Plan: 2 to add, 0 to change, 0 to destroy.

Changes to Outputs:
  + current_version = {
      + release       = "8.2"
      + repository_id = "9355359cd7afbae4"
      + version       = "8.2.2"
    }

Do you want to perform these actions?
  OpenTofu will perform the actions described above.
  Only 'yes' will be accepted to approve.

  Enter a value: yes

module.images.proxmox_virtual_environment_download_file.image_debian_12_20240717: Creating...
module.images.proxmox_virtual_environment_download_file.image_debian_12_20240717: Still creating... [10s elapsed]
module.images.proxmox_virtual_environment_download_file.image_debian_12_20240717: Creation complete after 11s [id=local:iso/debian-12-generic-amd64-20240717-1811.img]
module.templates.proxmox_virtual_environment_vm.vm_template_debian_12_20240717: Creating...
module.templates.proxmox_virtual_environment_vm.vm_template_debian_12_20240717: Still creating... [11s elapsed]
module.templates.proxmox_virtual_environment_vm.vm_template_debian_12_20240717: Creation complete after 15s [id=100]

Apply complete! Resources: 2 added, 0 changed, 0 destroyed.

Outputs:

current_version = {
  "release" = "8.2"
  "repository_id" = "9355359cd7afbae4"
  "version" = "8.2.2"
}
vscode ➜ /workspaces/homelab-infra/pve (main) $ ttp 
data.proxmox_virtual_environment_datastores.pve_datastores: Reading...
data.proxmox_virtual_environment_version.pve_version: Reading...
data.proxmox_virtual_environment_version.pve_version: Read complete after 0s [id=version]
data.proxmox_virtual_environment_datastores.pve_datastores: Read complete after 0s [id=pve_datastores]
module.images.proxmox_virtual_environment_download_file.image_debian_12_20240717: Refreshing state... [id=local:iso/debian-12-generic-amd64-20240717-1811.img]
module.templates.proxmox_virtual_environment_vm.vm_template_debian_12_20240717: Refreshing state... [id=100]

OpenTofu used the selected providers to generate the following execution plan. Resource actions are indicated with the following symbols:
  ~ update in-place

OpenTofu will perform the following actions:

  # module.templates.proxmox_virtual_environment_vm.vm_template_debian_12_20240717 will be updated in-place
  ~ resource "proxmox_virtual_environment_vm" "vm_template_debian_12_20240717" {
        id                      = "100"
      ~ ipv4_addresses          = [] -> (known after apply)
      ~ ipv6_addresses          = [] -> (known after apply)
        name                    = "template-debian-12-20240717"
      ~ network_interface_names = [] -> (known after apply)
        tags                    = [
            "debian12",
            "gnu+linux",
        ]
        # (25 unchanged attributes hidden)

SUPPLIED MATERIAL
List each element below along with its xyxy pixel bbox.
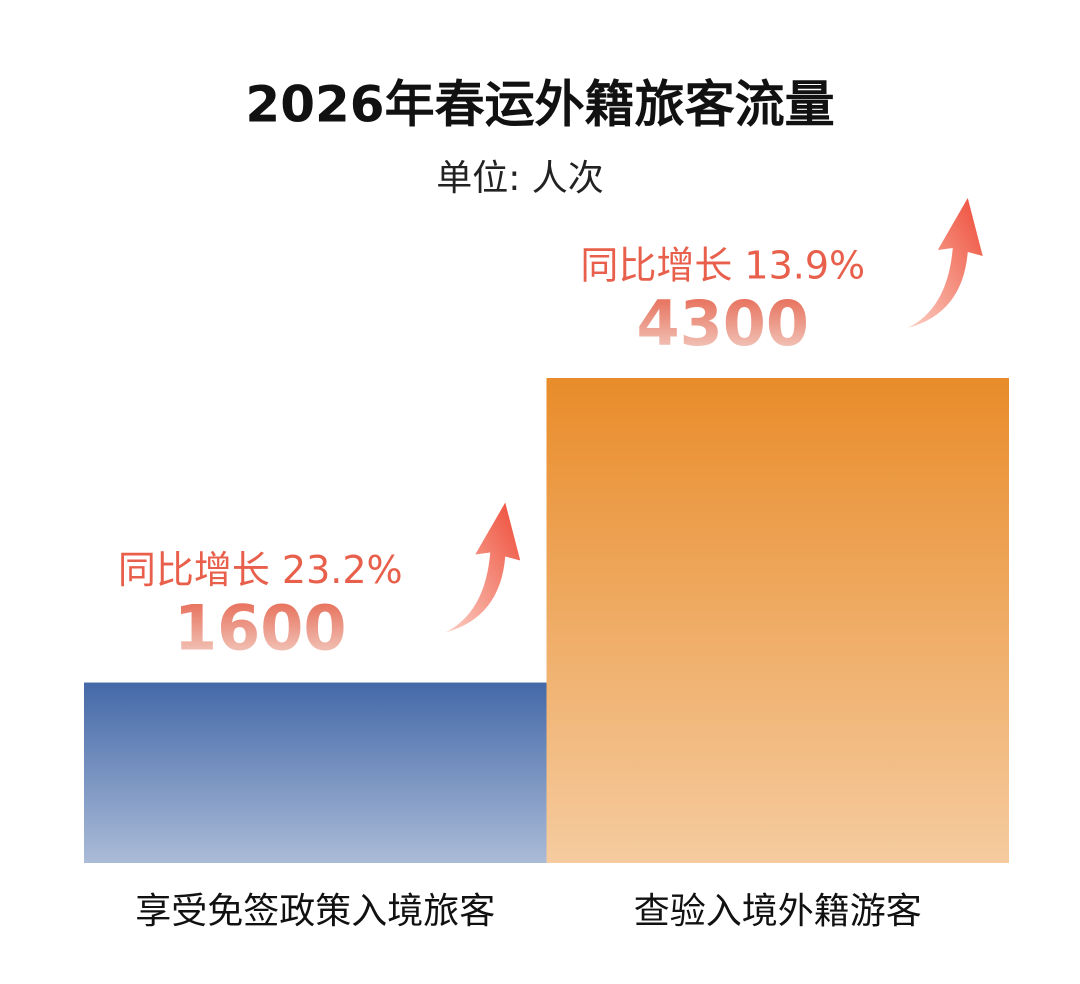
growth-arrow: [445, 502, 521, 633]
growth-arrow: [907, 198, 983, 328]
value-label: 1600: [174, 592, 347, 665]
annotation: 同比增长 23.2%: [118, 548, 403, 592]
x-tick-label: 查验入境外籍游客: [634, 891, 922, 932]
bar-shine: [84, 682, 547, 863]
x-tick-label: 享受免签政策入境旅客: [135, 891, 495, 932]
chart-title: 2026年春运外籍旅客流量: [245, 76, 834, 134]
annotation: 同比增长 13.9%: [580, 244, 865, 288]
value-label: 4300: [636, 287, 809, 360]
bar-shine: [546, 378, 1009, 863]
chart-subtitle: 单位: 人次: [436, 158, 604, 199]
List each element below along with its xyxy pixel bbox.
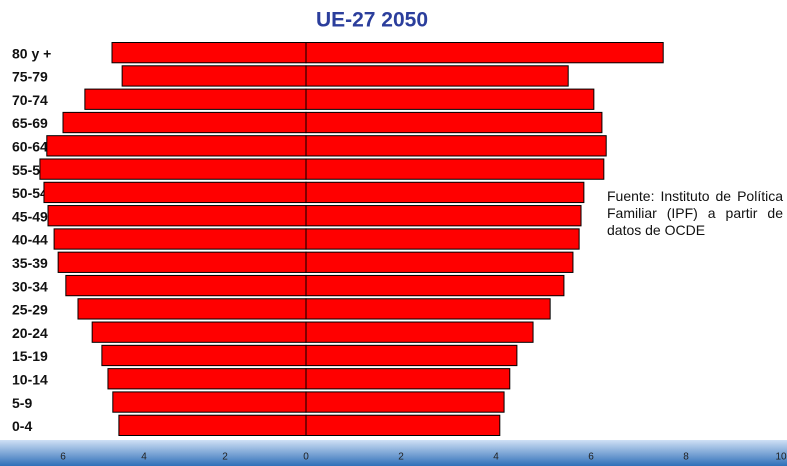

TASK TO COMPLETE
Revise the OpenTofu console output, starting at "Do you want" and ending at "changed, 0 destroyed.", with every instance of "OpenTofu" changed to "Terraform".

TASK RESULT
Do you want to perform these actions?
  Terraform will perform the actions described above.
  Only 'yes' will be accepted to approve.

  Enter a value: yes

module.images.proxmox_virtual_environment_download_file.image_debian_12_20240717: Creating...
module.images.proxmox_virtual_environment_download_file.image_debian_12_20240717: Still creating... [10s elapsed]
module.images.proxmox_virtual_environment_download_file.image_debian_12_20240717: Creation complete after 11s [id=local:iso/debian-12-generic-amd64-20240717-1811.img]
module.templates.proxmox_virtual_environment_vm.vm_template_debian_12_20240717: Creating...
module.templates.proxmox_virtual_environment_vm.vm_template_debian_12_20240717: Still creating... [11s elapsed]
module.templates.proxmox_virtual_environment_vm.vm_template_debian_12_20240717: Creation complete after 15s [id=100]

Apply complete! Resources: 2 added, 0 changed, 0 destroyed.